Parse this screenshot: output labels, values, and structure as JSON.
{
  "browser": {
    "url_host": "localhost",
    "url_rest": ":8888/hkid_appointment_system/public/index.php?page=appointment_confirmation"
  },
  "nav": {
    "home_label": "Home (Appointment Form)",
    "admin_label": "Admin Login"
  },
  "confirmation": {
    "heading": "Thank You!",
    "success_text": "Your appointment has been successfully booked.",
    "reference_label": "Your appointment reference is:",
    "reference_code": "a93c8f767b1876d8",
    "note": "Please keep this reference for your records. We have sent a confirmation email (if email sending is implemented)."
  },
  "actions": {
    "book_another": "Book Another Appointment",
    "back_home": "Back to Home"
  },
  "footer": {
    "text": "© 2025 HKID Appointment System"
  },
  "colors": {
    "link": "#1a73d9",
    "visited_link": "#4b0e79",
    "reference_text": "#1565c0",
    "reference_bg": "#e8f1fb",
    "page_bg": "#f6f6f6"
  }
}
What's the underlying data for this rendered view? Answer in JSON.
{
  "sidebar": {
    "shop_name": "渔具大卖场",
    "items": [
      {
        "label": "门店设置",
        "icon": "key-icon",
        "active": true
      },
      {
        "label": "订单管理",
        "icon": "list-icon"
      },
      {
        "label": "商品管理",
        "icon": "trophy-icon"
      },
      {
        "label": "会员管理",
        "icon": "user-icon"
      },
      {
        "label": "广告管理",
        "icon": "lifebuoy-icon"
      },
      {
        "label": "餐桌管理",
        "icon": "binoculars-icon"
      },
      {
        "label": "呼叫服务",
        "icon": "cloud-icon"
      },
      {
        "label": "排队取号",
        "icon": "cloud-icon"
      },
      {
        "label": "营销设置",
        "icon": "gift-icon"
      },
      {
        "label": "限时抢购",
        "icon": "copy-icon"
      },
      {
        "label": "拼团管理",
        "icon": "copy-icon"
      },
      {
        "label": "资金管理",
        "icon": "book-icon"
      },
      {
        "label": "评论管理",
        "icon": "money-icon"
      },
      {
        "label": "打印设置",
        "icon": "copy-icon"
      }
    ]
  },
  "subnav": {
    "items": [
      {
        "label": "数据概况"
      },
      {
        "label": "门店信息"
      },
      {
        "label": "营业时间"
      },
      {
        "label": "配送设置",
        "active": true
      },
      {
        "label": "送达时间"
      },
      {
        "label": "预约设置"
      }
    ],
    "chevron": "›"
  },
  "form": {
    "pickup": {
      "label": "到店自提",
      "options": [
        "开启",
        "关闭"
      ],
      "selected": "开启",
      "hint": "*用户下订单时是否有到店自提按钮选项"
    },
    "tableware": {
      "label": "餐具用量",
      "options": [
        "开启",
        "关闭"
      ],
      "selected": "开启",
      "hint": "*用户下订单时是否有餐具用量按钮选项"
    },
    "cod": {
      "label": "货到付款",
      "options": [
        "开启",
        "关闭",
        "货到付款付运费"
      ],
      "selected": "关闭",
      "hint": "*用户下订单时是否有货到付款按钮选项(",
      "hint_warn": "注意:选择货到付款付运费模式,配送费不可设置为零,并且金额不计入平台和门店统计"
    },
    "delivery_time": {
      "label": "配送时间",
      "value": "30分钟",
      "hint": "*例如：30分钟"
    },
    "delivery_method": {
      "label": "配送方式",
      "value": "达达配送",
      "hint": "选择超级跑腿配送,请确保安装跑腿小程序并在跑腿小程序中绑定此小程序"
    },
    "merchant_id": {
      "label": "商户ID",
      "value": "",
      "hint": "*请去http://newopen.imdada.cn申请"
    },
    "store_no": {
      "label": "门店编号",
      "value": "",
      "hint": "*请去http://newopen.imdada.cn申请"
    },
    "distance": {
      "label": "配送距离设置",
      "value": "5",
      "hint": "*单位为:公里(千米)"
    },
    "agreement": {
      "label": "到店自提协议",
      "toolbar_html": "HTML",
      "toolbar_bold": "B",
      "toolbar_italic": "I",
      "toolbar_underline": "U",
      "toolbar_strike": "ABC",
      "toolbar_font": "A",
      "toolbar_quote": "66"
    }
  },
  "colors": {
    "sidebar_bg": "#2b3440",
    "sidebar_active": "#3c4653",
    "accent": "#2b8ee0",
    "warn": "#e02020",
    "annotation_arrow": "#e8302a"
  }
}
##########
* **DESCRIPTION OF THE TASK**: Reproduce the material exactly, with every line intact.

* **CORRECT RESPONSE**:
Parse this screenshot: output labels, values, and structure as JSON.
{
  "browser": {
    "url_host": "localhost",
    "url_rest": ":8888/hkid_appointment_system/public/index.php?page=appointment_confirmation"
  },
  "nav": {
    "home_label": "Home (Appointment Form)",
    "admin_label": "Admin Login"
  },
  "confirmation": {
    "heading": "Thank You!",
    "success_text": "Your appointment has been successfully booked.",
    "reference_label": "Your appointment reference is:",
    "reference_code": "a93c8f767b1876d8",
    "note": "Please keep this reference for your records. We have sent a confirmation email (if email sending is implemented)."
  },
  "actions": {
    "book_another": "Book Another Appointment",
    "back_home": "Back to Home"
  },
  "footer": {
    "text": "© 2025 HKID Appointment System"
  },
  "colors": {
    "link": "#1a73d9",
    "visited_link": "#4b0e79",
    "reference_text": "#1565c0",
    "reference_bg": "#e8f1fb",
    "page_bg": "#f6f6f6"
  }
}
What's the underlying data for this rendered view? Answer in JSON.
{
  "sidebar": {
    "shop_name": "渔具大卖场",
    "items": [
      {
        "label": "门店设置",
        "icon": "key-icon",
        "active": true
      },
      {
        "label": "订单管理",
        "icon": "list-icon"
      },
      {
        "label": "商品管理",
        "icon": "trophy-icon"
      },
      {
        "label": "会员管理",
        "icon": "user-icon"
      },
      {
        "label": "广告管理",
        "icon": "lifebuoy-icon"
      },
      {
        "label": "餐桌管理",
        "icon": "binoculars-icon"
      },
      {
        "label": "呼叫服务",
        "icon": "cloud-icon"
      },
      {
        "label": "排队取号",
        "icon": "cloud-icon"
      },
      {
        "label": "营销设置",
        "icon": "gift-icon"
      },
      {
        "label": "限时抢购",
        "icon": "copy-icon"
      },
      {
        "label": "拼团管理",
        "icon": "copy-icon"
      },
      {
        "label": "资金管理",
        "icon": "book-icon"
      },
      {
        "label": "评论管理",
        "icon": "money-icon"
      },
      {
        "label": "打印设置",
        "icon": "copy-icon"
      }
    ]
  },
  "subnav": {
    "items": [
      {
        "label": "数据概况"
      },
      {
        "label": "门店信息"
      },
      {
        "label": "营业时间"
      },
      {
        "label": "配送设置",
        "active": true
      },
      {
        "label": "送达时间"
      },
      {
        "label": "预约设置"
      }
    ],
    "chevron": "›"
  },
  "form": {
    "pickup": {
      "label": "到店自提",
      "options": [
        "开启",
        "关闭"
      ],
      "selected": "开启",
      "hint": "*用户下订单时是否有到店自提按钮选项"
    },
    "tableware": {
      "label": "餐具用量",
      "options": [
        "开启",
        "关闭"
      ],
      "selected": "开启",
      "hint": "*用户下订单时是否有餐具用量按钮选项"
    },
    "cod": {
      "label": "货到付款",
      "options": [
        "开启",
        "关闭",
        "货到付款付运费"
      ],
      "selected": "关闭",
      "hint": "*用户下订单时是否有货到付款按钮选项(",
      "hint_warn": "注意:选择货到付款付运费模式,配送费不可设置为零,并且金额不计入平台和门店统计"
    },
    "delivery_time": {
      "label": "配送时间",
      "value": "30分钟",
      "hint": "*例如：30分钟"
    },
    "delivery_method": {
      "label": "配送方式",
      "value": "达达配送",
      "hint": "选择超级跑腿配送,请确保安装跑腿小程序并在跑腿小程序中绑定此小程序"
    },
    "merchant_id": {
      "label": "商户ID",
      "value": "",
      "hint": "*请去http://newopen.imdada.cn申请"
    },
    "store_no": {
      "label": "门店编号",
      "value": "",
      "hint": "*请去http://newopen.imdada.cn申请"
    },
    "distance": {
      "label": "配送距离设置",
      "value": "5",
      "hint": "*单位为:公里(千米)"
    },
    "agreement": {
      "label": "到店自提协议",
      "toolbar_html": "HTML",
      "toolbar_bold": "B",
      "toolbar_italic": "I",
      "toolbar_underline": "U",
      "toolbar_strike": "ABC",
      "toolbar_font": "A",
      "toolbar_quote": "66"
    }
  },
  "colors": {
    "sidebar_bg": "#2b3440",
    "sidebar_active": "#3c4653",
    "accent": "#2b8ee0",
    "warn": "#e02020",
    "annotation_arrow": "#e8302a"
  }
}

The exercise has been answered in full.